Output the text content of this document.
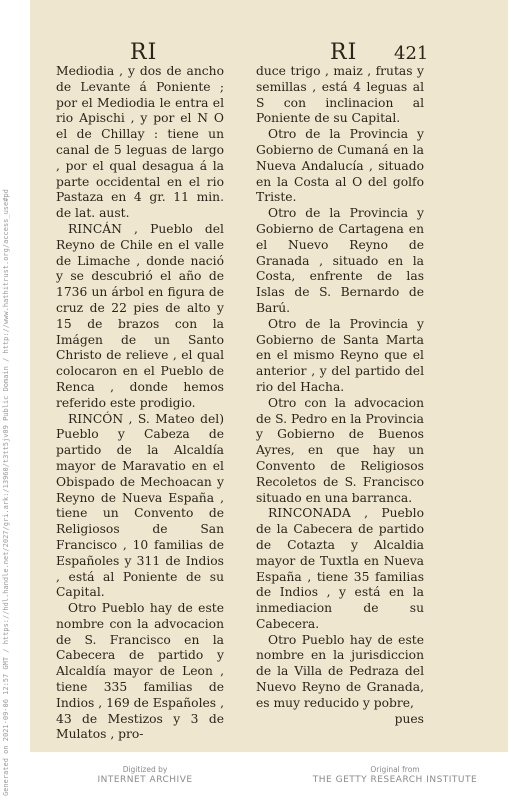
RI	RI 421

Mediodia , y dos de ancho de Levante á Poniente ; por el Mediodia le entra el rio Apischi , y por el N O el de Chillay : tiene un canal de 5 leguas de largo , por el qual desagua á la parte occidental en el rio Pastaza en 4 gr. 11 min. de lat. aust.

RINCÁN , Pueblo del Reyno de Chile en el valle de Limache , donde nació y se descubrió el año de 1736 un árbol en figura de cruz de 22 pies de alto y 15 de brazos con la Imágen de un Santo Christo de relieve , el qual colocaron en el Pueblo de Renca , donde hemos referido este prodigio.

RINCÓN , S. Mateo del) Pueblo y Cabeza de partido de la Alcaldía mayor de Maravatio en el Obispado de Mechoacan y Reyno de Nueva España , tiene un Convento de Religiosos de San Francisco , 10 familias de Españoles y 311 de Indios , está al Poniente de su Capital.

Otro Pueblo hay de este nombre con la advocacion de S. Francisco en la Cabecera de partido y Alcaldía mayor de Leon , tiene 335 familias de Indios , 169 de Españoles , 43 de Mestizos y 3 de Mulatos , pro-

duce trigo , maiz , frutas y semillas , está 4 leguas al S con inclinacion al Poniente de su Capital.

Otro de la Provincia y Gobierno de Cumaná en la Nueva Andalucía , situado en la Costa al O del golfo Triste.

Otro de la Provincia y Gobierno de Cartagena en el Nuevo Reyno de Granada , situado en la Costa, enfrente de las Islas de S. Bernardo de Barú.

Otro de la Provincia y Gobierno de Santa Marta en el mismo Reyno que el anterior , y del partido del rio del Hacha.

Otro con la advocacion de S. Pedro en la Provincia y Gobierno de Buenos Ayres, en que hay un Convento de Religiosos Recoletos de S. Francisco situado en una barranca.

RINCONADA , Pueblo de la Cabecera de partido de Cotazta y Alcaldia mayor de Tuxtla en Nueva España , tiene 35 familias de Indios , y está en la inmediacion de su Cabecera.

Otro Pueblo hay de este nombre en la jurisdiccion de la Villa de Pedraza del Nuevo Reyno de Granada, es muy reducido y pobre,

pues
Generated on 2021-09-06 12:57 GMT / https://hdl.handle.net/2027/gri.ark:/13960/t3tt5jv09 Public Domain / http://www.hathitrust.org/access_use#pd	Digitized by
INTERNET ARCHIVE
Original from
THE GETTY RESEARCH INSTITUTE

**EXERCISE**
Copy out every line from the material above in which the word "Costa" appears.

**RIGHT ANSWER**
Otro de la Provincia y Gobierno de Cumaná en la Nueva Andalucía , situado en la Costa al O del golfo Triste.
Otro de la Provincia y Gobierno de Cartagena en el Nuevo Reyno de Granada , situado en la Costa, enfrente de las Islas de S. Bernardo de Barú.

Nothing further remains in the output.